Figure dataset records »
________________
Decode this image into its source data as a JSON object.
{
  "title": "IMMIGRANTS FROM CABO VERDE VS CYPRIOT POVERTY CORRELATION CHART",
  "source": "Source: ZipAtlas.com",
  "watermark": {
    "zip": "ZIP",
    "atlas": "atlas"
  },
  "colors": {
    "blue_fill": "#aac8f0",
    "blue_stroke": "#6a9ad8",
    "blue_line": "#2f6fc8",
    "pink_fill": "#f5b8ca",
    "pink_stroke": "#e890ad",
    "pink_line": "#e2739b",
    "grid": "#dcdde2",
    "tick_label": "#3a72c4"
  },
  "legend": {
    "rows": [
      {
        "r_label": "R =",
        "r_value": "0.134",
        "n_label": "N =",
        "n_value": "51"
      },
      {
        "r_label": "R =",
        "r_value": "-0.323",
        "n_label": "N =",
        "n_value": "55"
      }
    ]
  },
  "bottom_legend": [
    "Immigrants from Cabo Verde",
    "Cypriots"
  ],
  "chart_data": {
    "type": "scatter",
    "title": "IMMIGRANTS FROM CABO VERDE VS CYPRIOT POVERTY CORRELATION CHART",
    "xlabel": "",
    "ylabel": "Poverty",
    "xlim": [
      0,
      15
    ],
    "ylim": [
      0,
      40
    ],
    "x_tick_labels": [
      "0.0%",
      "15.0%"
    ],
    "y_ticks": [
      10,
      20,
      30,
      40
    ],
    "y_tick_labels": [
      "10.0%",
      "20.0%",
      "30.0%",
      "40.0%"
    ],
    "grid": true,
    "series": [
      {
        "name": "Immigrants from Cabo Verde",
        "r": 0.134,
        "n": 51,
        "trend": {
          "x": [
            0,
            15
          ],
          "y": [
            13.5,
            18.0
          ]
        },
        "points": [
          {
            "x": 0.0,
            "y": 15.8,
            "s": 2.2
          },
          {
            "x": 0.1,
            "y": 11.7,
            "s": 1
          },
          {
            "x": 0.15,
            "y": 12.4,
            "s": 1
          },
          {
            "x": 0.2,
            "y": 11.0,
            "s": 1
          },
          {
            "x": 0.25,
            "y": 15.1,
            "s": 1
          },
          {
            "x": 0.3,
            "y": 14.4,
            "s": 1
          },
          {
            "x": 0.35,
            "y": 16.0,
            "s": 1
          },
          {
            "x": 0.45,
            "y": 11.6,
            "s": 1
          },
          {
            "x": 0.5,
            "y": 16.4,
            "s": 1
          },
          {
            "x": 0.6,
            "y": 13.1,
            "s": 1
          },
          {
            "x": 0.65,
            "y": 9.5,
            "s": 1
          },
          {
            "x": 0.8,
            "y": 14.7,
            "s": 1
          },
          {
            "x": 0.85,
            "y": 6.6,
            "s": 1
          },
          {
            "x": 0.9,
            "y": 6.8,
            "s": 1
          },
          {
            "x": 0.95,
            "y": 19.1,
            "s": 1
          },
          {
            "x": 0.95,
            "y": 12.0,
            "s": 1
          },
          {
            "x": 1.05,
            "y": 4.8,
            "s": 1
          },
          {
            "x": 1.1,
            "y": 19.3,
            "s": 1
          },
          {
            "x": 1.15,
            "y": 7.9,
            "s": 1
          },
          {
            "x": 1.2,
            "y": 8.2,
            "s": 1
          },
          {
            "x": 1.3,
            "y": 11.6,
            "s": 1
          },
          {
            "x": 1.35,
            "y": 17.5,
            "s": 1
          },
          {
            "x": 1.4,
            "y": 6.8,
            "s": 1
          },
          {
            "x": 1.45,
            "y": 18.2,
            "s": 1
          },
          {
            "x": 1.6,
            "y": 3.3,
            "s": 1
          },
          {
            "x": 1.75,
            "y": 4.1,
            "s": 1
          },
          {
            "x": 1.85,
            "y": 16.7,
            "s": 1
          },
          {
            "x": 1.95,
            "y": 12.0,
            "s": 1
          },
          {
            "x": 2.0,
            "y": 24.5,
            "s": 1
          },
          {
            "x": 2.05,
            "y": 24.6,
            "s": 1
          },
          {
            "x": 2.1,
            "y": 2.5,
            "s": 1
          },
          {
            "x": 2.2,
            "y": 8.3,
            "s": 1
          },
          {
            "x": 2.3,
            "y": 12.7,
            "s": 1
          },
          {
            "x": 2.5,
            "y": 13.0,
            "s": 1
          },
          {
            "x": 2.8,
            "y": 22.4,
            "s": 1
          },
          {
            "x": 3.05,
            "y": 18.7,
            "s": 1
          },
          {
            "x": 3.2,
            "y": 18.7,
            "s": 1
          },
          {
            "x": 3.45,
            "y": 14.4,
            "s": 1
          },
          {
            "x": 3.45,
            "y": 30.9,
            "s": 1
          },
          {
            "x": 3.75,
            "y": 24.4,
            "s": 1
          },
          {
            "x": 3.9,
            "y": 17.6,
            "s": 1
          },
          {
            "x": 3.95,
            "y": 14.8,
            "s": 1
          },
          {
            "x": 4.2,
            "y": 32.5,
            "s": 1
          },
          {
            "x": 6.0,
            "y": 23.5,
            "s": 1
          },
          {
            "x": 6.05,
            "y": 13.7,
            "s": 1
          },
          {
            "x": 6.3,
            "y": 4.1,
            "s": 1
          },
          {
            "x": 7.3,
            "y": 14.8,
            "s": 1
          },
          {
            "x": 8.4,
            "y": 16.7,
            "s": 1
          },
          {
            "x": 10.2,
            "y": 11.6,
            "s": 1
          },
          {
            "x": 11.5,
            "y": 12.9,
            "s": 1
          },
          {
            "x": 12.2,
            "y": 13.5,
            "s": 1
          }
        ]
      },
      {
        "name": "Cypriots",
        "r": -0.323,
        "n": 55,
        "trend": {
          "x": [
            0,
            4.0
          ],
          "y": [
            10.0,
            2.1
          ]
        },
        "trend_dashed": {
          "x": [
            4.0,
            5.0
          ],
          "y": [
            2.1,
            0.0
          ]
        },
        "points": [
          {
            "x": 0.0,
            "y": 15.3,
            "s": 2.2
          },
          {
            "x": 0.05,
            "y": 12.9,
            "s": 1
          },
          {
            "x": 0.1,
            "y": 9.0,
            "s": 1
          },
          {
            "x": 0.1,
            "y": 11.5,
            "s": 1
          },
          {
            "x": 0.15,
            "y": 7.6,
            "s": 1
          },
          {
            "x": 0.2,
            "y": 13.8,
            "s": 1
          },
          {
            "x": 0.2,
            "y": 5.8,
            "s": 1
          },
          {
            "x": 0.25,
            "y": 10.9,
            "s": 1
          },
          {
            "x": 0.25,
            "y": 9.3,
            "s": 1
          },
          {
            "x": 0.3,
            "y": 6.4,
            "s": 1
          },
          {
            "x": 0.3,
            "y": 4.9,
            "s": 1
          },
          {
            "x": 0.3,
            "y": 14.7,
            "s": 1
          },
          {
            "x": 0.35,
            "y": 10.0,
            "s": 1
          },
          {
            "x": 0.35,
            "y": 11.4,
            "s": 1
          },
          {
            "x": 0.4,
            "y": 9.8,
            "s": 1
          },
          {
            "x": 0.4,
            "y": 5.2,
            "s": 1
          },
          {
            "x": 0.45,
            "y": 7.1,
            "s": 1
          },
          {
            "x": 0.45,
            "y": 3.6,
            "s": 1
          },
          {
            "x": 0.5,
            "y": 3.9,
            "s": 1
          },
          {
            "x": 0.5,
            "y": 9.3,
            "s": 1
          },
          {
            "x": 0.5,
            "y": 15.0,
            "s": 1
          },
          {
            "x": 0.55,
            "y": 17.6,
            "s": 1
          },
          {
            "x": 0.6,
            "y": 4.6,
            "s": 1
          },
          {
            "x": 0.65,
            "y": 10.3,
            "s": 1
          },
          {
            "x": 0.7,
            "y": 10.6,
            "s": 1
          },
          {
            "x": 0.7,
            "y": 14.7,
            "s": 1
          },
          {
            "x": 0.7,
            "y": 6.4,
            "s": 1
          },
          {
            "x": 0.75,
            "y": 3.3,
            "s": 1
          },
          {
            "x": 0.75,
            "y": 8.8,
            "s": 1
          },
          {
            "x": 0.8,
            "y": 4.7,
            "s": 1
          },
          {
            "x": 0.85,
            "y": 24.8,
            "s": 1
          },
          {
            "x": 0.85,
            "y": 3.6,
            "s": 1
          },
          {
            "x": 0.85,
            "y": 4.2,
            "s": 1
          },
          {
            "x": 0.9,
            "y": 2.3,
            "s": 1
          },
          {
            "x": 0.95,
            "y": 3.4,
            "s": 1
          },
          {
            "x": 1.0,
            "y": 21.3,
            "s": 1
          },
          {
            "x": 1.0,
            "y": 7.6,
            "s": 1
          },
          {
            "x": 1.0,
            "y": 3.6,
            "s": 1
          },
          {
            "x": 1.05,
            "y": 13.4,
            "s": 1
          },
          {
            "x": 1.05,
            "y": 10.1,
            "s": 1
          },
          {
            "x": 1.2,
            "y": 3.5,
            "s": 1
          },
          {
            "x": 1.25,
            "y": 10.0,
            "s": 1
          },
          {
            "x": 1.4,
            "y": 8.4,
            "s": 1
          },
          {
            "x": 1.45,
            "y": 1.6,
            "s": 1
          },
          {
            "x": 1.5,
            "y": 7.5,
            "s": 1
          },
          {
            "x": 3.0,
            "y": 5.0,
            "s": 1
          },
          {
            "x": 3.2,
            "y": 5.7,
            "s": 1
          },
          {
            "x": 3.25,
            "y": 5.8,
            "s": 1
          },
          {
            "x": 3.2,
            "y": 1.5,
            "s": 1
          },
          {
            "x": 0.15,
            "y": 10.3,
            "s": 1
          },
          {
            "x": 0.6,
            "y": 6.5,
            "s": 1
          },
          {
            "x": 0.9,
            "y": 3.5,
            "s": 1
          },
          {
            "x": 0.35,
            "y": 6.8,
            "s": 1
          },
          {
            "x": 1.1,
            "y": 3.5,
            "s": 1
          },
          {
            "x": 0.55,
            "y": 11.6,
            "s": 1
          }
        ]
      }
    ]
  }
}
________________
Exercise details » Identify each line in the records above containing the word "title"; copy those lines.

Output of the exercise »
  "title": "IMMIGRANTS FROM CABO VERDE VS CYPRIOT POVERTY CORRELATION CHART",
    "title": "IMMIGRANTS FROM CABO VERDE VS CYPRIOT POVERTY CORRELATION CHART",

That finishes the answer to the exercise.